## Directions
Turn the lines from the one containing "reminder-text: 提醒：用力均匀、把衣服画满，不留出空隙;别忘了触角。 [188, 744, 726, 768]" through the one containing "list-item: 2、引导幼儿对红、黄、蓝、紫等常见色进行适当的搭配。 [188, 973, 732, 997]", both included, into a numbered list, leaving out any blank lines.

------------------------

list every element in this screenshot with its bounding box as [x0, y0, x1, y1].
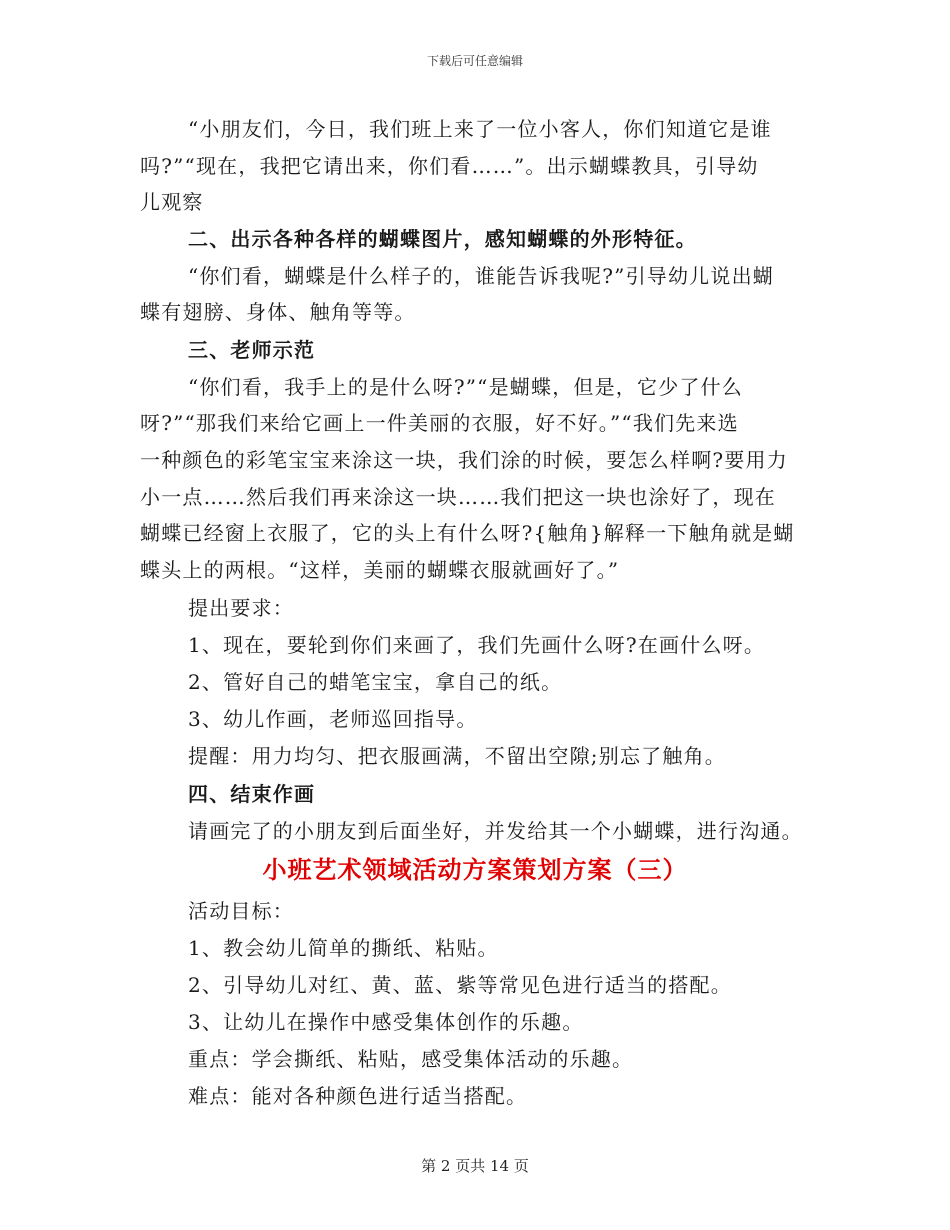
reminder-text: 提醒：用力均匀、把衣服画满，不留出空隙;别忘了触角。 [188, 744, 726, 768]
section-title: 小班艺术领域活动方案策划方案（三） [262, 855, 688, 884]
list-item: 1、教会幼儿简单的撕纸、粘贴。 [188, 936, 499, 960]
paragraph-line: “你们看，我手上的是什么呀?”“是蝴蝶，但是，它少了什么 [188, 375, 743, 399]
paragraph-line: “小朋友们，今日，我们班上来了一位小客人，你们知道它是谁 [188, 117, 772, 141]
paragraph-line: “你们看，蝴蝶是什么样子的，谁能告诉我呢?”引导幼儿说出蝴 [188, 264, 774, 288]
list-item: 2、引导幼儿对红、黄、蓝、紫等常见色进行适当的搭配。 [188, 973, 732, 997]
difficulty-text: 难点：能对各种颜色进行适当搭配。 [188, 1084, 528, 1108]
paragraph-line: 请画完了的小朋友到后面坐好，并发给其一个小蝴蝶，进行沟通。 [188, 819, 803, 843]
paragraph-line: 一种颜色的彩笔宝宝来涂这一块，我们涂的时候，要怎么样啊?要用力 [140, 448, 788, 472]
page-header: 下载后可任意编辑 [426, 54, 523, 68]
paragraph-line: 小一点……然后我们再来涂这一块……我们把这一块也涂好了，现在 [140, 485, 776, 509]
goal-title: 活动目标： [188, 899, 294, 923]
paragraph-line: 呀?”“那我们来给它画上一件美丽的衣服，好不好。”“我们先来选 [140, 411, 739, 435]
key-point-text: 重点：学会撕纸、粘贴，感受集体活动的乐趣。 [188, 1047, 634, 1071]
paragraph-line: 儿观察 [140, 190, 204, 214]
page-footer: 第 2 页共 14 页 [421, 1157, 529, 1175]
section-heading: 三、老师示范 [188, 338, 316, 362]
paragraph-line: 蝶有翅膀、身体、触角等等。 [140, 300, 416, 324]
paragraph-line: 吗?”“现在，我把它请出来，你们看……”。出示蝴蝶教具，引导幼 [140, 154, 759, 178]
section-heading: 二、出示各种各样的蝴蝶图片，感知蝴蝶的外形特征。 [188, 227, 697, 251]
requirements-title: 提出要求： [188, 596, 294, 620]
section-heading: 四、结束作画 [188, 782, 316, 806]
paragraph-line: 蝴蝶已经窗上衣服了，它的头上有什么呀?{触角}解释一下触角就是蝴 [140, 521, 795, 545]
paragraph-line: 蝶头上的两根。“这样，美丽的蝴蝶衣服就画好了。” [140, 558, 620, 582]
list-item: 2、管好自己的蜡笔宝宝，拿自己的纸。 [188, 670, 563, 694]
list-item: 1、现在，要轮到你们来画了，我们先画什么呀?在画什么呀。 [188, 633, 766, 657]
list-item: 3、幼儿作画，老师巡回指导。 [188, 707, 478, 731]
list-item: 3、让幼儿在操作中感受集体创作的乐趣。 [188, 1010, 584, 1034]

------------------------

## Worked answer
1. reminder-text: 提醒：用力均匀、把衣服画满，不留出空隙;别忘了触角。 [188, 744, 726, 768]
2. section-title: 小班艺术领域活动方案策划方案（三） [262, 855, 688, 884]
3. list-item: 1、教会幼儿简单的撕纸、粘贴。 [188, 936, 499, 960]
4. paragraph-line: “你们看，我手上的是什么呀?”“是蝴蝶，但是，它少了什么 [188, 375, 743, 399]
5. paragraph-line: “小朋友们，今日，我们班上来了一位小客人，你们知道它是谁 [188, 117, 772, 141]
6. paragraph-line: “你们看，蝴蝶是什么样子的，谁能告诉我呢?”引导幼儿说出蝴 [188, 264, 774, 288]
7. list-item: 2、引导幼儿对红、黄、蓝、紫等常见色进行适当的搭配。 [188, 973, 732, 997]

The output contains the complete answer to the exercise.